[START OF Given records]

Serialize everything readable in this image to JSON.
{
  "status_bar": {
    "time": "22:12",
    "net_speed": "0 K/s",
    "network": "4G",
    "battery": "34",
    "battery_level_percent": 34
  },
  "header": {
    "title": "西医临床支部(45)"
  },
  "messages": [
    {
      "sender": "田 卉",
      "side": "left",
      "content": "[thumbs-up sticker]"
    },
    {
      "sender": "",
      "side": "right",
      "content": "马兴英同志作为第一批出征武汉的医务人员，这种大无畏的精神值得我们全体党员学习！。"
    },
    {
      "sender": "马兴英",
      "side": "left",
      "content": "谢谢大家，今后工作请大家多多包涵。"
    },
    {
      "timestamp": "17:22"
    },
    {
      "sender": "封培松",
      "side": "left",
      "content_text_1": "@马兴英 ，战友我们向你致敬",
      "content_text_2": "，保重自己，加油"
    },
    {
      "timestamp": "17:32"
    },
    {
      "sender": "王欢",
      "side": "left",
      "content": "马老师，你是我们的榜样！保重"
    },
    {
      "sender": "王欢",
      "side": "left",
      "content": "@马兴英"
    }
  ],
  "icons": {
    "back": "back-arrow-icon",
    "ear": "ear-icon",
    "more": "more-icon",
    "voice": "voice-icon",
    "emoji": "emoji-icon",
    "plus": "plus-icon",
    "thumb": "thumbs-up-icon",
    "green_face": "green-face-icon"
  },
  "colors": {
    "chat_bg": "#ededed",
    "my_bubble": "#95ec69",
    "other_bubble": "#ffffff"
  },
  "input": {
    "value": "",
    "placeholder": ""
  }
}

[END OF Given records]

▶ [What the task requires] Reproduce each line of the material above precisely.

▶ [Solution for this problem]
Serialize everything readable in this image to JSON.
{
  "status_bar": {
    "time": "22:12",
    "net_speed": "0 K/s",
    "network": "4G",
    "battery": "34",
    "battery_level_percent": 34
  },
  "header": {
    "title": "西医临床支部(45)"
  },
  "messages": [
    {
      "sender": "田 卉",
      "side": "left",
      "content": "[thumbs-up sticker]"
    },
    {
      "sender": "",
      "side": "right",
      "content": "马兴英同志作为第一批出征武汉的医务人员，这种大无畏的精神值得我们全体党员学习！。"
    },
    {
      "sender": "马兴英",
      "side": "left",
      "content": "谢谢大家，今后工作请大家多多包涵。"
    },
    {
      "timestamp": "17:22"
    },
    {
      "sender": "封培松",
      "side": "left",
      "content_text_1": "@马兴英 ，战友我们向你致敬",
      "content_text_2": "，保重自己，加油"
    },
    {
      "timestamp": "17:32"
    },
    {
      "sender": "王欢",
      "side": "left",
      "content": "马老师，你是我们的榜样！保重"
    },
    {
      "sender": "王欢",
      "side": "left",
      "content": "@马兴英"
    }
  ],
  "icons": {
    "back": "back-arrow-icon",
    "ear": "ear-icon",
    "more": "more-icon",
    "voice": "voice-icon",
    "emoji": "emoji-icon",
    "plus": "plus-icon",
    "thumb": "thumbs-up-icon",
    "green_face": "green-face-icon"
  },
  "colors": {
    "chat_bg": "#ededed",
    "my_bubble": "#95ec69",
    "other_bubble": "#ffffff"
  },
  "input": {
    "value": "",
    "placeholder": ""
  }
}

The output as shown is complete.